--- START OF Provided data ---

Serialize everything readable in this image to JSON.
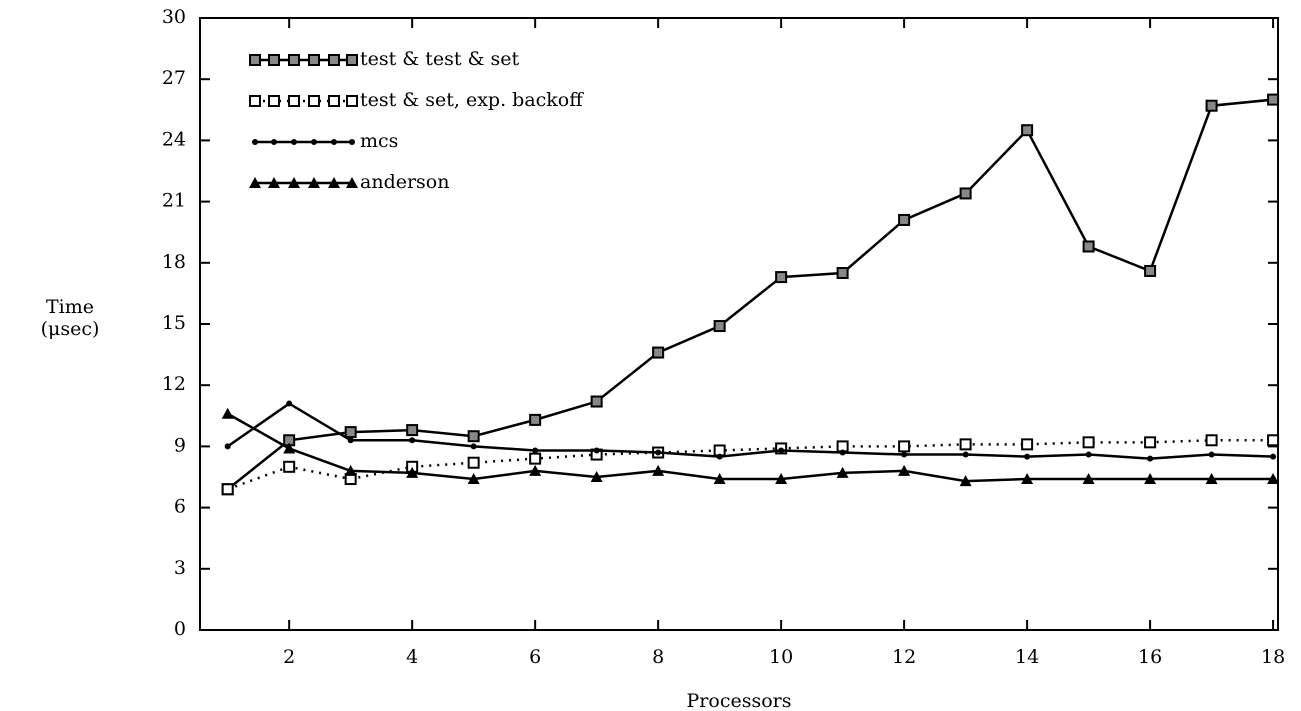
{
  "chart_data": {
    "type": "line",
    "x": [
      1,
      2,
      3,
      4,
      5,
      6,
      7,
      8,
      9,
      10,
      11,
      12,
      13,
      14,
      15,
      16,
      17,
      18
    ],
    "series": [
      {
        "name": "test & test & set",
        "color": "#000000",
        "marker": "square",
        "dash": "solid",
        "values": [
          6.9,
          9.3,
          9.7,
          9.8,
          9.5,
          10.3,
          11.2,
          13.6,
          14.9,
          17.3,
          17.5,
          20.1,
          21.4,
          24.5,
          18.8,
          17.6,
          25.7,
          26.0
        ]
      },
      {
        "name": "test & set, exp. backoff",
        "color": "#000000",
        "marker": "open-square",
        "dash": "dotted",
        "values": [
          6.9,
          8.0,
          7.4,
          8.0,
          8.2,
          8.4,
          8.6,
          8.7,
          8.8,
          8.9,
          9.0,
          9.0,
          9.1,
          9.1,
          9.2,
          9.2,
          9.3,
          9.3
        ]
      },
      {
        "name": "mcs",
        "color": "#000000",
        "marker": "dot",
        "dash": "solid",
        "values": [
          9.0,
          11.1,
          9.3,
          9.3,
          9.0,
          8.8,
          8.8,
          8.7,
          8.5,
          8.8,
          8.7,
          8.6,
          8.6,
          8.5,
          8.6,
          8.4,
          8.6,
          8.5
        ]
      },
      {
        "name": "anderson",
        "color": "#000000",
        "marker": "triangle",
        "dash": "solid",
        "values": [
          10.6,
          8.9,
          7.8,
          7.7,
          7.4,
          7.8,
          7.5,
          7.8,
          7.4,
          7.4,
          7.7,
          7.8,
          7.3,
          7.4,
          7.4,
          7.4,
          7.4,
          7.4
        ]
      }
    ],
    "xlabel": "Processors",
    "ylabel": [
      "Time",
      "(μsec)"
    ],
    "xlim": [
      0.55,
      18.08
    ],
    "ylim": [
      0,
      30
    ],
    "xticks": [
      2,
      4,
      6,
      8,
      10,
      12,
      14,
      16,
      18
    ],
    "yticks": [
      0,
      3,
      6,
      9,
      12,
      15,
      18,
      21,
      24,
      27,
      30
    ],
    "legend": "upper-left"
  }
}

--- END OF Provided data ---

Work instructions: Take every line containing the word "test" and copy it.

Finished task:
        "name": "test & test & set",
        "name": "test & set, exp. backoff",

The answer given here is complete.